- **STATED TASK**: Reproduce the listing word for word, leaving every picture behind.

(Data entries)
--- Start ---
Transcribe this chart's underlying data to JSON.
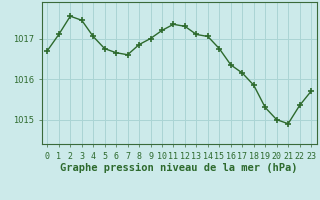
{
  "x": [
    0,
    1,
    2,
    3,
    4,
    5,
    6,
    7,
    8,
    9,
    10,
    11,
    12,
    13,
    14,
    15,
    16,
    17,
    18,
    19,
    20,
    21,
    22,
    23
  ],
  "y": [
    1016.7,
    1017.1,
    1017.55,
    1017.45,
    1017.05,
    1016.75,
    1016.65,
    1016.6,
    1016.85,
    1017.0,
    1017.2,
    1017.35,
    1017.3,
    1017.1,
    1017.05,
    1016.75,
    1016.35,
    1016.15,
    1015.85,
    1015.3,
    1015.0,
    1014.9,
    1015.35,
    1015.7
  ],
  "line_color": "#2d6a2d",
  "marker": "+",
  "marker_size": 5,
  "marker_lw": 1.2,
  "bg_color": "#cceaea",
  "grid_color": "#aad4d4",
  "title": "Graphe pression niveau de la mer (hPa)",
  "xlabel_ticks": [
    "0",
    "1",
    "2",
    "3",
    "4",
    "5",
    "6",
    "7",
    "8",
    "9",
    "10",
    "11",
    "12",
    "13",
    "14",
    "15",
    "16",
    "17",
    "18",
    "19",
    "20",
    "21",
    "22",
    "23"
  ],
  "yticks": [
    1015,
    1016,
    1017
  ],
  "ylim": [
    1014.4,
    1017.9
  ],
  "xlim": [
    -0.5,
    23.5
  ],
  "title_fontsize": 7.5,
  "tick_fontsize": 6.0,
  "line_width": 1.0
}
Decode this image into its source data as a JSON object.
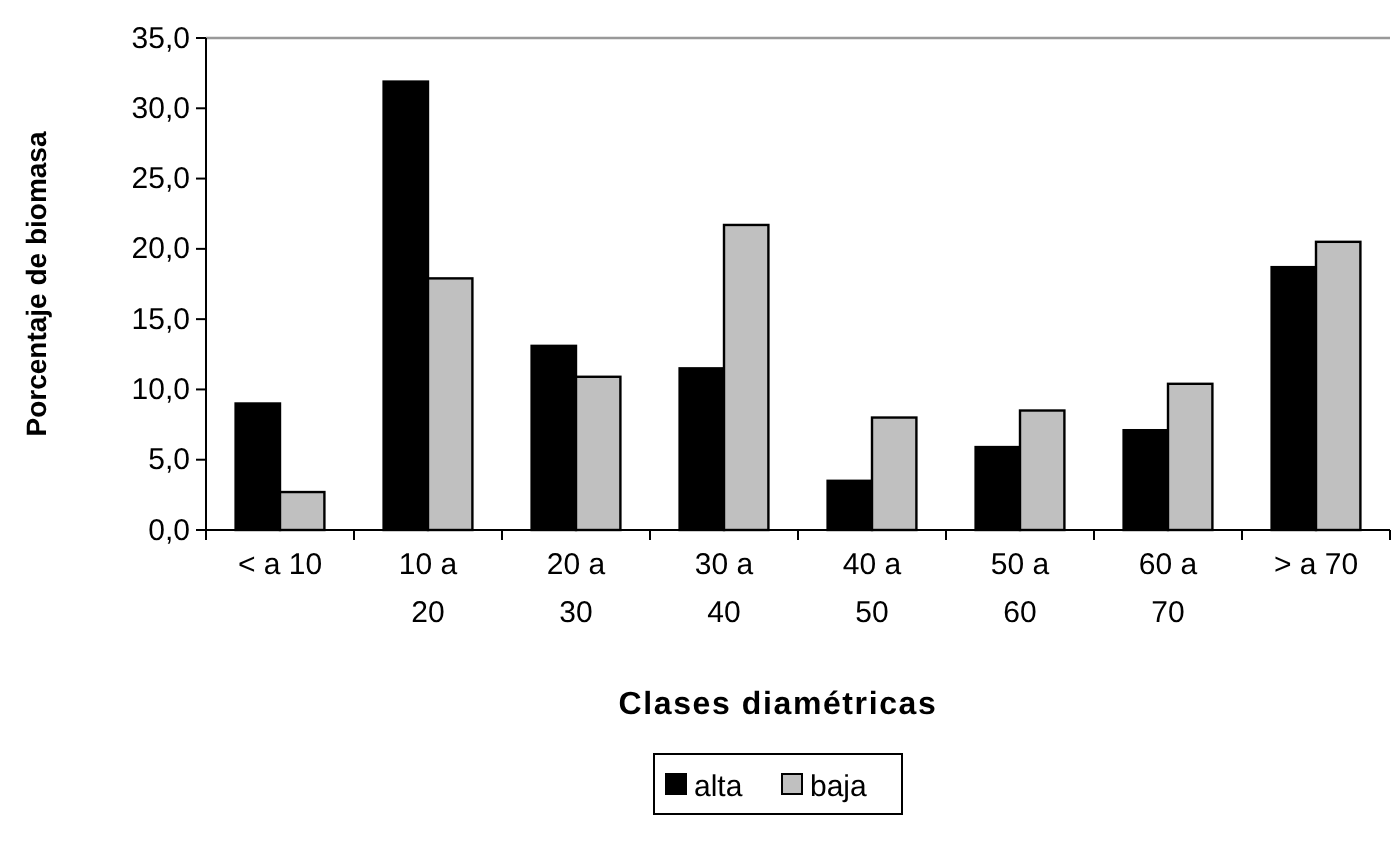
{
  "chart_data": {
    "type": "bar",
    "xlabel": "Clases diamétricas",
    "ylabel": "Porcentaje de biomasa",
    "categories": [
      "< a 10",
      "10 a 20",
      "20 a 30",
      "30 a 40",
      "40 a 50",
      "50 a 60",
      "60 a 70",
      "> a 70"
    ],
    "series": [
      {
        "name": "alta",
        "color": "#000000",
        "values": [
          9.0,
          31.9,
          13.1,
          11.5,
          3.5,
          5.9,
          7.1,
          18.7
        ]
      },
      {
        "name": "baja",
        "color": "#c0c0c0",
        "values": [
          2.7,
          17.9,
          10.9,
          21.7,
          8.0,
          8.5,
          10.4,
          20.5
        ]
      }
    ],
    "ylim": [
      0,
      35
    ],
    "yticks": [
      {
        "value": 0,
        "label": "0,0"
      },
      {
        "value": 5,
        "label": "5,0"
      },
      {
        "value": 10,
        "label": "10,0"
      },
      {
        "value": 15,
        "label": "15,0"
      },
      {
        "value": 20,
        "label": "20,0"
      },
      {
        "value": 25,
        "label": "25,0"
      },
      {
        "value": 30,
        "label": "30,0"
      },
      {
        "value": 35,
        "label": "35,0"
      }
    ],
    "grid": false,
    "legend": "bottom"
  }
}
--- End ---
- **RESULT OF THIS TASK**:
Transcribe this chart's underlying data to JSON.
{
  "x": [
    0,
    1,
    2,
    3,
    4,
    5,
    6,
    7,
    8,
    9,
    10,
    11,
    12,
    13,
    14,
    15,
    16,
    17,
    18,
    19,
    20,
    21,
    22,
    23
  ],
  "y": [
    1016.7,
    1017.1,
    1017.55,
    1017.45,
    1017.05,
    1016.75,
    1016.65,
    1016.6,
    1016.85,
    1017.0,
    1017.2,
    1017.35,
    1017.3,
    1017.1,
    1017.05,
    1016.75,
    1016.35,
    1016.15,
    1015.85,
    1015.3,
    1015.0,
    1014.9,
    1015.35,
    1015.7
  ],
  "line_color": "#2d6a2d",
  "marker": "+",
  "marker_size": 5,
  "marker_lw": 1.2,
  "bg_color": "#cceaea",
  "grid_color": "#aad4d4",
  "title": "Graphe pression niveau de la mer (hPa)",
  "xlabel_ticks": [
    "0",
    "1",
    "2",
    "3",
    "4",
    "5",
    "6",
    "7",
    "8",
    "9",
    "10",
    "11",
    "12",
    "13",
    "14",
    "15",
    "16",
    "17",
    "18",
    "19",
    "20",
    "21",
    "22",
    "23"
  ],
  "yticks": [
    1015,
    1016,
    1017
  ],
  "ylim": [
    1014.4,
    1017.9
  ],
  "xlim": [
    -0.5,
    23.5
  ],
  "title_fontsize": 7.5,
  "tick_fontsize": 6.0,
  "line_width": 1.0
}
Decode this image into its source data as a JSON object.
{
  "chart_data": {
    "type": "bar",
    "xlabel": "Clases diamétricas",
    "ylabel": "Porcentaje de biomasa",
    "categories": [
      "< a 10",
      "10 a 20",
      "20 a 30",
      "30 a 40",
      "40 a 50",
      "50 a 60",
      "60 a 70",
      "> a 70"
    ],
    "series": [
      {
        "name": "alta",
        "color": "#000000",
        "values": [
          9.0,
          31.9,
          13.1,
          11.5,
          3.5,
          5.9,
          7.1,
          18.7
        ]
      },
      {
        "name": "baja",
        "color": "#c0c0c0",
        "values": [
          2.7,
          17.9,
          10.9,
          21.7,
          8.0,
          8.5,
          10.4,
          20.5
        ]
      }
    ],
    "ylim": [
      0,
      35
    ],
    "yticks": [
      {
        "value": 0,
        "label": "0,0"
      },
      {
        "value": 5,
        "label": "5,0"
      },
      {
        "value": 10,
        "label": "10,0"
      },
      {
        "value": 15,
        "label": "15,0"
      },
      {
        "value": 20,
        "label": "20,0"
      },
      {
        "value": 25,
        "label": "25,0"
      },
      {
        "value": 30,
        "label": "30,0"
      },
      {
        "value": 35,
        "label": "35,0"
      }
    ],
    "grid": false,
    "legend": "bottom"
  }
}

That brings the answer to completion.